_RECORDS SHOWN_.
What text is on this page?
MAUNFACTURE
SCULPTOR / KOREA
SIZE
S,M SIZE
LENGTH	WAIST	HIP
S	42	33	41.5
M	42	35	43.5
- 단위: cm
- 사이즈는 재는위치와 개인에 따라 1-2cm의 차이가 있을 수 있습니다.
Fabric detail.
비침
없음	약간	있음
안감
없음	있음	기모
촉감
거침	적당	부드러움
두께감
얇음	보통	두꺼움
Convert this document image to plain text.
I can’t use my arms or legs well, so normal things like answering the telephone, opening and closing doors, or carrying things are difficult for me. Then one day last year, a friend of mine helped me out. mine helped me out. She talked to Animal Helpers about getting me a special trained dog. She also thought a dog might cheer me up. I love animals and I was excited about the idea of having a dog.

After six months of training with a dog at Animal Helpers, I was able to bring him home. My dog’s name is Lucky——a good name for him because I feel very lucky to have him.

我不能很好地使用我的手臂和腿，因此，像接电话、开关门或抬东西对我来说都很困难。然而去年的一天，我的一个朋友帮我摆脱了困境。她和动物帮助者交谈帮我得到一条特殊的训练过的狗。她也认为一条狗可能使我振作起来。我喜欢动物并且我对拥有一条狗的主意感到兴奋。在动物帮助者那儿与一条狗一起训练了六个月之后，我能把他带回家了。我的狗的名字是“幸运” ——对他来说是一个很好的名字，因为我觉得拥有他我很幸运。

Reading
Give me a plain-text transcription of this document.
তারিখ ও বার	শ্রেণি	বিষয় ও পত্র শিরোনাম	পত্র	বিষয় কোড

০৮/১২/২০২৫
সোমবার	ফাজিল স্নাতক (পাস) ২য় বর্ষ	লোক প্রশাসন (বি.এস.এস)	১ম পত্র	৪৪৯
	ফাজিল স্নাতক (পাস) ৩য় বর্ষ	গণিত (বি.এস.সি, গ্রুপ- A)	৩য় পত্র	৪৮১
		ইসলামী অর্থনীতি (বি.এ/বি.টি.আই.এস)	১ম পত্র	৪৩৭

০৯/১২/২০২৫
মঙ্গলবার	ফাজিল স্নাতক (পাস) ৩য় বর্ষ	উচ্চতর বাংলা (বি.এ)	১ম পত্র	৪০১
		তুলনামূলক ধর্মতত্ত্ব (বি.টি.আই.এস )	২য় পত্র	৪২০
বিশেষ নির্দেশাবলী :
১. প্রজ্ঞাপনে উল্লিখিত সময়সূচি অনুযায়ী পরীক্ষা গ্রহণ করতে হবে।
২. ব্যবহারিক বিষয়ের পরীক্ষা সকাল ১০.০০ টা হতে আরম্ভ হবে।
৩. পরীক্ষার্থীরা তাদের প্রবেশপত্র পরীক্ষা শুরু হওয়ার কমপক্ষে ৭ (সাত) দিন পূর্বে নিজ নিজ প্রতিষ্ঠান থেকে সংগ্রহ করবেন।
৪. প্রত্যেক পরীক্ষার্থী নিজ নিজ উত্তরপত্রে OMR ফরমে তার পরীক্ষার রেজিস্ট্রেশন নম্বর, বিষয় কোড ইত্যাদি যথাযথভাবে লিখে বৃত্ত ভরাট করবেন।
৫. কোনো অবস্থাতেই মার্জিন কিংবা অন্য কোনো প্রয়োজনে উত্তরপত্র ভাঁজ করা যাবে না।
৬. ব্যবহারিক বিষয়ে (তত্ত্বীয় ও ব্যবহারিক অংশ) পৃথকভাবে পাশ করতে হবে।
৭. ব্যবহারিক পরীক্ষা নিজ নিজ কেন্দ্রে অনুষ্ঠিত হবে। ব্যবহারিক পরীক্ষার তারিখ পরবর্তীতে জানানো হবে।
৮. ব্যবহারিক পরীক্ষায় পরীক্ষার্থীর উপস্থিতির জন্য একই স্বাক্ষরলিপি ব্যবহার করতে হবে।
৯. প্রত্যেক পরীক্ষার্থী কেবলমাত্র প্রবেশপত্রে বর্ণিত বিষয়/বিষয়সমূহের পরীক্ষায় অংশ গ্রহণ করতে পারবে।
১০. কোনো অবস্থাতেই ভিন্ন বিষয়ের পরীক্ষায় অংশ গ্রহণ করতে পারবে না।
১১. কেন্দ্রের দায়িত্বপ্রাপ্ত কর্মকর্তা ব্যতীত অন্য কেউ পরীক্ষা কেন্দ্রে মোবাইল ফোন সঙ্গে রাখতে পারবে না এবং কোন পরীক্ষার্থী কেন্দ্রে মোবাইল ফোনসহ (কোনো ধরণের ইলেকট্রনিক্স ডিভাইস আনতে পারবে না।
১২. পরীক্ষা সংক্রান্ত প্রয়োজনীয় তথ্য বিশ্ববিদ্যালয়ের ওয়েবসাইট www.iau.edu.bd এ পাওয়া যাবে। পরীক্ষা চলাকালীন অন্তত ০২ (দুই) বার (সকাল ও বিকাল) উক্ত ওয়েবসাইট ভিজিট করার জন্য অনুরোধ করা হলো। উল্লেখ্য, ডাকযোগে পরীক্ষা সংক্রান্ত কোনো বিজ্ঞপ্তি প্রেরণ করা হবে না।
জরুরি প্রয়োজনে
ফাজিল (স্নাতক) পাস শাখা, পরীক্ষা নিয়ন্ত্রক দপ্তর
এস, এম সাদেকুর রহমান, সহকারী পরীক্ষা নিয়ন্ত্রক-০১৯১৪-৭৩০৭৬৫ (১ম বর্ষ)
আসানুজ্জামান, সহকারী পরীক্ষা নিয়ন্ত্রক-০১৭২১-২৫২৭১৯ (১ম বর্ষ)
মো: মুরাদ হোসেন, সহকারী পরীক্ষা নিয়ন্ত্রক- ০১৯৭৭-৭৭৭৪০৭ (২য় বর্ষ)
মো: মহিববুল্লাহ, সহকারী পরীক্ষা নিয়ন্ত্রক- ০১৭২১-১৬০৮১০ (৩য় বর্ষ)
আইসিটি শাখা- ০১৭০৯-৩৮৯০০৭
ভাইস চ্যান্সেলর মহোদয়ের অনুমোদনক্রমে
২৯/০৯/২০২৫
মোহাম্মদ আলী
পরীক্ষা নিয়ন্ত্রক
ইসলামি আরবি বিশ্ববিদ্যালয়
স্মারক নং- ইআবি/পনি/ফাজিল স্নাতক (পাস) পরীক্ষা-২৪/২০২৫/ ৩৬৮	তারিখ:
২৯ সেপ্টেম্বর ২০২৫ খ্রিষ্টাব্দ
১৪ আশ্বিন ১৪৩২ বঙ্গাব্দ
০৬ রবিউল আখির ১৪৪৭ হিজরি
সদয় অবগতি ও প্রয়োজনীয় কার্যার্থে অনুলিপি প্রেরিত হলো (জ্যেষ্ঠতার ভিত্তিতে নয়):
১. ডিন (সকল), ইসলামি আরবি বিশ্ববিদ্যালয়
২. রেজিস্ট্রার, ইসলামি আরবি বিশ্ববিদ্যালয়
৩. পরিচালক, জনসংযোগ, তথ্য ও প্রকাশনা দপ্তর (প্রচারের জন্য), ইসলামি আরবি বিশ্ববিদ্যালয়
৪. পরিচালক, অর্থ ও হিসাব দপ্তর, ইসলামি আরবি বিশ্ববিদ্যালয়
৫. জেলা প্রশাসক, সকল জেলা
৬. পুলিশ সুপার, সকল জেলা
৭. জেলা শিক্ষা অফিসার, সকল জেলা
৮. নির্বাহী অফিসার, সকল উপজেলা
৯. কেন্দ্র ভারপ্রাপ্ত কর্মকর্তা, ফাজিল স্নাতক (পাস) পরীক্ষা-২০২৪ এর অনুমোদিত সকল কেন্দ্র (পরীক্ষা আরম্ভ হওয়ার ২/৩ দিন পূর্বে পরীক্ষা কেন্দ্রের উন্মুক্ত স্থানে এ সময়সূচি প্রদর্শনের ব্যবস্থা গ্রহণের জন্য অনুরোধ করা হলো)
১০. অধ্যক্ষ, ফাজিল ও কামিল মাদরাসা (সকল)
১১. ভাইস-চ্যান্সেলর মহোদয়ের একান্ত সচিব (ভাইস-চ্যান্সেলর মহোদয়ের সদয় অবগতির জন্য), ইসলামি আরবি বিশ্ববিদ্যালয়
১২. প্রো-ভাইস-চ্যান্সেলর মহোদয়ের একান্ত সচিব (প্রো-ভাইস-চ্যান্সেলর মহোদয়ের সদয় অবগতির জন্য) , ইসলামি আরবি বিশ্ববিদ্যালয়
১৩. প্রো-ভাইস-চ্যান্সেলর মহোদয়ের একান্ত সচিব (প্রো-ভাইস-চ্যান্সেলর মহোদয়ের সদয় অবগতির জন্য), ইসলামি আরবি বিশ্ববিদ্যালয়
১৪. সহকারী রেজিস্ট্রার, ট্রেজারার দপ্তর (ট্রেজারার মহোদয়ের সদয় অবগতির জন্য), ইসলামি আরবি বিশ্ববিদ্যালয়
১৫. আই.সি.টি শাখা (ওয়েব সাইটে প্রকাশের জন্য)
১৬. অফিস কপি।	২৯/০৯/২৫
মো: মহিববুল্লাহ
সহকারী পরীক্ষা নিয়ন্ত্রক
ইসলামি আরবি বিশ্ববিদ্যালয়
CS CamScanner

_EXERCISE AIM_. Give only the number of lines in the records that include the word "text".

_RESULT BELOW_. 3